--- BEGIN Entries shown ---
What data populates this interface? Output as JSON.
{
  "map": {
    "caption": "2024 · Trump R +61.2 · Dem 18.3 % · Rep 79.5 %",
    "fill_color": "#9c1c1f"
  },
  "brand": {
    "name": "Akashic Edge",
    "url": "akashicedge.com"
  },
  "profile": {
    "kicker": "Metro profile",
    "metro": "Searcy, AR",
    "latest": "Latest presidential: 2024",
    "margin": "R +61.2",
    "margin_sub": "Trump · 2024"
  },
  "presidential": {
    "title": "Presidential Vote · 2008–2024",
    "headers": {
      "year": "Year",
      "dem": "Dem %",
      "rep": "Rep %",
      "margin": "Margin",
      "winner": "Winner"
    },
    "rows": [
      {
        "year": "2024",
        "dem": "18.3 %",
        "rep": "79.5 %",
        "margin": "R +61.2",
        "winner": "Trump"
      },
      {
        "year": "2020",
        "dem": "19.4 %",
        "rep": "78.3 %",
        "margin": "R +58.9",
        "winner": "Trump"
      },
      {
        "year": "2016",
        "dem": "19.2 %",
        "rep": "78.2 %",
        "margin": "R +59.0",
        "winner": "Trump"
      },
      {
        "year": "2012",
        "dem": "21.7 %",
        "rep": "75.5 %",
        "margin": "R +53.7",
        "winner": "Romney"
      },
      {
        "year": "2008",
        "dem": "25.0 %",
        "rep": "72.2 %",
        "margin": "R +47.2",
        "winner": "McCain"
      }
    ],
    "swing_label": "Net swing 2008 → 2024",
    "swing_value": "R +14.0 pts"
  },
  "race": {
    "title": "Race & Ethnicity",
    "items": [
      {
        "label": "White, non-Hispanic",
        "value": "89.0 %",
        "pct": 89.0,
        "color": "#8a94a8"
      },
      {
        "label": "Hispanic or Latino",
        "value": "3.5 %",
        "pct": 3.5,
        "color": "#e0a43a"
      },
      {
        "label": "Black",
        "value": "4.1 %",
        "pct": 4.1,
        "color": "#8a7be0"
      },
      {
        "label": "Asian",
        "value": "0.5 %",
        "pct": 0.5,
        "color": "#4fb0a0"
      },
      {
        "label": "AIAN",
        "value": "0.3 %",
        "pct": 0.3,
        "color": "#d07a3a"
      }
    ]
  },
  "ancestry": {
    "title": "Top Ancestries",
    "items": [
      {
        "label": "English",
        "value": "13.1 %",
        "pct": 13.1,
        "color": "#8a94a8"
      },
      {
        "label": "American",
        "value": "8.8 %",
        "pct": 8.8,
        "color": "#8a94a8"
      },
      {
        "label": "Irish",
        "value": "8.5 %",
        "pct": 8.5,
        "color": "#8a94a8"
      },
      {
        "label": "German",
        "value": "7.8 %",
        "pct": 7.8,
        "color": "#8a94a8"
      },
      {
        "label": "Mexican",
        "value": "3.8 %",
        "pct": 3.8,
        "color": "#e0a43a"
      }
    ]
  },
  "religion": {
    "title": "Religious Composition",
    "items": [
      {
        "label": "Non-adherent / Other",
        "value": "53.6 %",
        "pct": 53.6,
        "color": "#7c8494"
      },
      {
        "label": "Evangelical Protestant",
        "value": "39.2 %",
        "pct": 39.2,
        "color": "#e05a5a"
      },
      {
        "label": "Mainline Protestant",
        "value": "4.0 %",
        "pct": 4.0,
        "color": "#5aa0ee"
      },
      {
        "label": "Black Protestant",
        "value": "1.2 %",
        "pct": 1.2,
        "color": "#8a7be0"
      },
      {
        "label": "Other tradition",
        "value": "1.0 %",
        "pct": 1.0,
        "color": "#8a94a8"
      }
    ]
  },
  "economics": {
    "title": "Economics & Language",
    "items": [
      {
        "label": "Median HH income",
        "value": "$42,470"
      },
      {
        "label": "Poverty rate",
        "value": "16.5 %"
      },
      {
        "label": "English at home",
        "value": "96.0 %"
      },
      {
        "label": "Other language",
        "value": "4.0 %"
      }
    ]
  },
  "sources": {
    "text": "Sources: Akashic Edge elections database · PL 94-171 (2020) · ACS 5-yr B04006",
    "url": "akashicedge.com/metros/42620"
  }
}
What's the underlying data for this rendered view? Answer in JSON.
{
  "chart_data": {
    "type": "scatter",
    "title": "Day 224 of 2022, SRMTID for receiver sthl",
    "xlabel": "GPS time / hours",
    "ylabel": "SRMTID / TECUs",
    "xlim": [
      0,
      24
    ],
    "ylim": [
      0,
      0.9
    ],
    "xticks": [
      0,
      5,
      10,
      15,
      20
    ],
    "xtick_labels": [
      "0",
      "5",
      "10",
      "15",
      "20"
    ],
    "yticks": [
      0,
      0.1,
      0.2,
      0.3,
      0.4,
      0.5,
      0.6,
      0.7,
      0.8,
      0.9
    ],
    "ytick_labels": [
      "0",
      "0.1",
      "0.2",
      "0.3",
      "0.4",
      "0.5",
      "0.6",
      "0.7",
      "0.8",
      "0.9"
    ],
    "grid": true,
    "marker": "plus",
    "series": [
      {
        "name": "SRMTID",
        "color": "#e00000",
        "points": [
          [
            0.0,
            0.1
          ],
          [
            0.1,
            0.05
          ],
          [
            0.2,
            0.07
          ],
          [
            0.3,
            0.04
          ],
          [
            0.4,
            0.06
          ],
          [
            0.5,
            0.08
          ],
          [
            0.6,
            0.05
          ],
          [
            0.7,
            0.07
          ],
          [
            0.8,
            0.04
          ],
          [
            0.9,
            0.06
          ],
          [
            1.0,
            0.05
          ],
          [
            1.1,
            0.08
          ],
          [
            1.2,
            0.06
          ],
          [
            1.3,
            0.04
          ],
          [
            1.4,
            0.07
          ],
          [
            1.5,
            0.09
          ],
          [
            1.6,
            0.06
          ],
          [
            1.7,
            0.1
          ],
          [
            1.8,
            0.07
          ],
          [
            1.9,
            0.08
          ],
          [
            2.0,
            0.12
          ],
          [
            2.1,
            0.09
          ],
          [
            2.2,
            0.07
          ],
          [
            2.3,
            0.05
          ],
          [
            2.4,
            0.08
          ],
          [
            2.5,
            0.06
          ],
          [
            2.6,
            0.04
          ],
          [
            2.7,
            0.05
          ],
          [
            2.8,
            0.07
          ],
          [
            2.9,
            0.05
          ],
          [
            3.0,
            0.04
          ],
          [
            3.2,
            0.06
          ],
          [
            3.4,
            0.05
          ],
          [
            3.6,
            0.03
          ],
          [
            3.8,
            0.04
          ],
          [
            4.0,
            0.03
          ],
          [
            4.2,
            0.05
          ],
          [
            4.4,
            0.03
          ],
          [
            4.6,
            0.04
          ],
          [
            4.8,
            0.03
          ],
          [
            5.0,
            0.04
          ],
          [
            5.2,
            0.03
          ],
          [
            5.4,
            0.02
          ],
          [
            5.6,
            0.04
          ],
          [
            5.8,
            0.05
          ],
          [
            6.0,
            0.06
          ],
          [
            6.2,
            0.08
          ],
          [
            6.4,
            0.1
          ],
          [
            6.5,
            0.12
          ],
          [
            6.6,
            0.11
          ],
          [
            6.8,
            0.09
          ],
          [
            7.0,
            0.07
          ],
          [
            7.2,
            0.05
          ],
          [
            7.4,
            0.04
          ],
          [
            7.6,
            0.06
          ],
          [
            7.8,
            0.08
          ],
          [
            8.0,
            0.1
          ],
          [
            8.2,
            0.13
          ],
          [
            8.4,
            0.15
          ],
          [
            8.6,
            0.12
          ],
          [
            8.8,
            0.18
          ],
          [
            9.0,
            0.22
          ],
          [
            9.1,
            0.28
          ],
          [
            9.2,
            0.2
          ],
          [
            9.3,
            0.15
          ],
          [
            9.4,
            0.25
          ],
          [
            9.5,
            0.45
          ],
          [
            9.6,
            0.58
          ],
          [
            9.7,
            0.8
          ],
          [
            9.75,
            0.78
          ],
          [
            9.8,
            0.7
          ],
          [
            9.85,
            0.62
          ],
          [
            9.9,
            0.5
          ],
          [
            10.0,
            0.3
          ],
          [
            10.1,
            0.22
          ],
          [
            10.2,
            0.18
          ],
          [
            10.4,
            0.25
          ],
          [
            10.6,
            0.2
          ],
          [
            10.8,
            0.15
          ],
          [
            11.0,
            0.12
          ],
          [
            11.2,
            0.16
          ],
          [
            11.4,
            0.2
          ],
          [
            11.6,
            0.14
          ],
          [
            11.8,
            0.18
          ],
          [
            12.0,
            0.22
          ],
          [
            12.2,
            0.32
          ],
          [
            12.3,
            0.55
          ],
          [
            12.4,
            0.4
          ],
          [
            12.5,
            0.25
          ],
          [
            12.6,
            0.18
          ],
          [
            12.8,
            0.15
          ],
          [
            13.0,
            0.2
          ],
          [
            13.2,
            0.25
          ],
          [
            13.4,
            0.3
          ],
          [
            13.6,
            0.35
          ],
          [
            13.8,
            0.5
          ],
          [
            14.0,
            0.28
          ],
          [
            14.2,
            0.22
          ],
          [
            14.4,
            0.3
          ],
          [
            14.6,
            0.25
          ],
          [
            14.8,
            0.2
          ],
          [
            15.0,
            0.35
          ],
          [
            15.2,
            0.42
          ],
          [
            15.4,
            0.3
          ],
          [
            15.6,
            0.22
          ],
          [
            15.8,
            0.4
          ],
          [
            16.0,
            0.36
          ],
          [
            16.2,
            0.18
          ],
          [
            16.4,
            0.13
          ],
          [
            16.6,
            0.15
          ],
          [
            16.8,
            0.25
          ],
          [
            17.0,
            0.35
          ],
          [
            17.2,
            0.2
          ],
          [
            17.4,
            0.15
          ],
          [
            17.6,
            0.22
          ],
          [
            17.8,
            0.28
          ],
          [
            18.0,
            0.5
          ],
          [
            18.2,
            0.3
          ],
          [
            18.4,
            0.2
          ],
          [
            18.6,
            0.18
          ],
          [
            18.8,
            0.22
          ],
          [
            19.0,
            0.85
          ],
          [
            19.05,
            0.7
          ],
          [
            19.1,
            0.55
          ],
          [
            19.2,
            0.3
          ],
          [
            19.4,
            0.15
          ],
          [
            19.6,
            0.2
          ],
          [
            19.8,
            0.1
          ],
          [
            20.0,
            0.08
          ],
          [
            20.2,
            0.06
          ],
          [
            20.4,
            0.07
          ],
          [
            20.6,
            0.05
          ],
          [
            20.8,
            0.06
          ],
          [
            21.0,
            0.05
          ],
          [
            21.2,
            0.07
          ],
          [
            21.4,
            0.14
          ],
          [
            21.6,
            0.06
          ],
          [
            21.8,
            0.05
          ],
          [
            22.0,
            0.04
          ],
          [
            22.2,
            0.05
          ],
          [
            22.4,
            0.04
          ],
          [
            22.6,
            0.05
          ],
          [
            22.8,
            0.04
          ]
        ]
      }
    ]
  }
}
--- END Entries shown ---
• **The task**:
Using the records above, copy every line that has the word "Hispanic" in it.

• **Correct output**:
        "label": "White, non-Hispanic",
        "label": "Hispanic or Latino",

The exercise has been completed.